PROVIDED DATA
········

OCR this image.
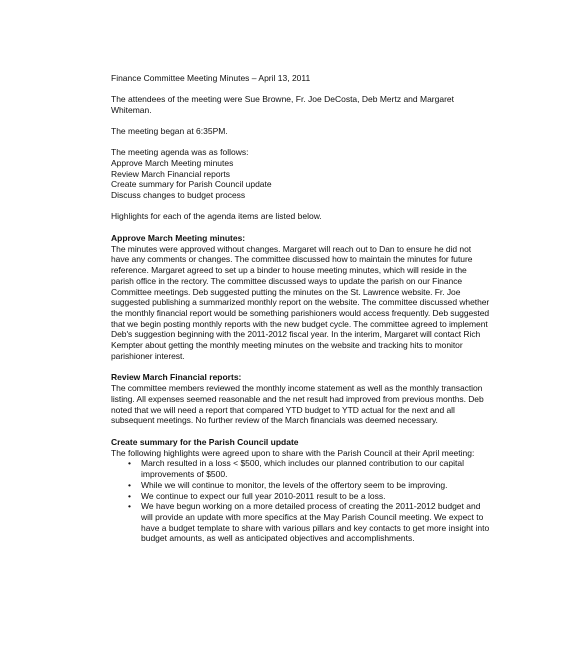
Finance Committee Meeting Minutes – April 13, 2011

The attendees of the meeting were Sue Browne, Fr. Joe DeCosta, Deb Mertz and Margaret Whiteman.

The meeting began at 6:35PM.

The meeting agenda was as follows:

Approve March Meeting minutes
Review March Financial reports
Create summary for Parish Council update
Discuss changes to budget process

Highlights for each of the agenda items are listed below.

Approve March Meeting minutes:

The minutes were approved without changes. Margaret will reach out to Dan to ensure he did not have any comments or changes. The committee discussed how to maintain the minutes for future reference. Margaret agreed to set up a binder to house meeting minutes, which will reside in the parish office in the rectory. The committee discussed ways to update the parish on our Finance Committee meetings. Deb suggested putting the minutes on the St. Lawrence website. Fr. Joe suggested publishing a summarized monthly report on the website. The committee discussed whether the monthly financial report would be something parishioners would access frequently. Deb suggested that we begin posting monthly reports with the new budget cycle. The committee agreed to implement Deb's suggestion beginning with the 2011-2012 fiscal year. In the interim, Margaret will contact Rich Kempter about getting the monthly meeting minutes on the website and tracking hits to monitor parishioner interest.

Review March Financial reports:

The committee members reviewed the monthly income statement as well as the monthly transaction listing. All expenses seemed reasonable and the net result had improved from previous months. Deb noted that we will need a report that compared YTD budget to YTD actual for the next and all subsequent meetings. No further review of the March financials was deemed necessary.

Create summary for the Parish Council update

The following highlights were agreed upon to share with the Parish Council at their April meeting:

• March resulted in a loss < $500, which includes our planned contribution to our capital improvements of $500.
• While we will continue to monitor, the levels of the offertory seem to be improving.
• We continue to expect our full year 2010-2011 result to be a loss.
• We have begun working on a more detailed process of creating the 2011-2012 budget and will provide an update with more specifics at the May Parish Council meeting. We expect to have a budget template to share with various pillars and key contacts to get more insight into budget amounts, as well as anticipated objectives and accomplishments.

········

TASK DETAILS
Go through the material above and print all of it exactly, except the pictures.

ANSWER IN FULL
OCR this image.
Finance Committee Meeting Minutes – April 13, 2011

The attendees of the meeting were Sue Browne, Fr. Joe DeCosta, Deb Mertz and Margaret Whiteman.

The meeting began at 6:35PM.

The meeting agenda was as follows:

Approve March Meeting minutes
Review March Financial reports
Create summary for Parish Council update
Discuss changes to budget process

Highlights for each of the agenda items are listed below.

Approve March Meeting minutes:

The minutes were approved without changes. Margaret will reach out to Dan to ensure he did not have any comments or changes. The committee discussed how to maintain the minutes for future reference. Margaret agreed to set up a binder to house meeting minutes, which will reside in the parish office in the rectory. The committee discussed ways to update the parish on our Finance Committee meetings. Deb suggested putting the minutes on the St. Lawrence website. Fr. Joe suggested publishing a summarized monthly report on the website. The committee discussed whether the monthly financial report would be something parishioners would access frequently. Deb suggested that we begin posting monthly reports with the new budget cycle. The committee agreed to implement Deb's suggestion beginning with the 2011-2012 fiscal year. In the interim, Margaret will contact Rich Kempter about getting the monthly meeting minutes on the website and tracking hits to monitor parishioner interest.

Review March Financial reports:

The committee members reviewed the monthly income statement as well as the monthly transaction listing. All expenses seemed reasonable and the net result had improved from previous months. Deb noted that we will need a report that compared YTD budget to YTD actual for the next and all subsequent meetings. No further review of the March financials was deemed necessary.

Create summary for the Parish Council update

The following highlights were agreed upon to share with the Parish Council at their April meeting:

• March resulted in a loss < $500, which includes our planned contribution to our capital improvements of $500.
• While we will continue to monitor, the levels of the offertory seem to be improving.
• We continue to expect our full year 2010-2011 result to be a loss.
• We have begun working on a more detailed process of creating the 2011-2012 budget and will provide an update with more specifics at the May Parish Council meeting. We expect to have a budget template to share with various pillars and key contacts to get more insight into budget amounts, as well as anticipated objectives and accomplishments.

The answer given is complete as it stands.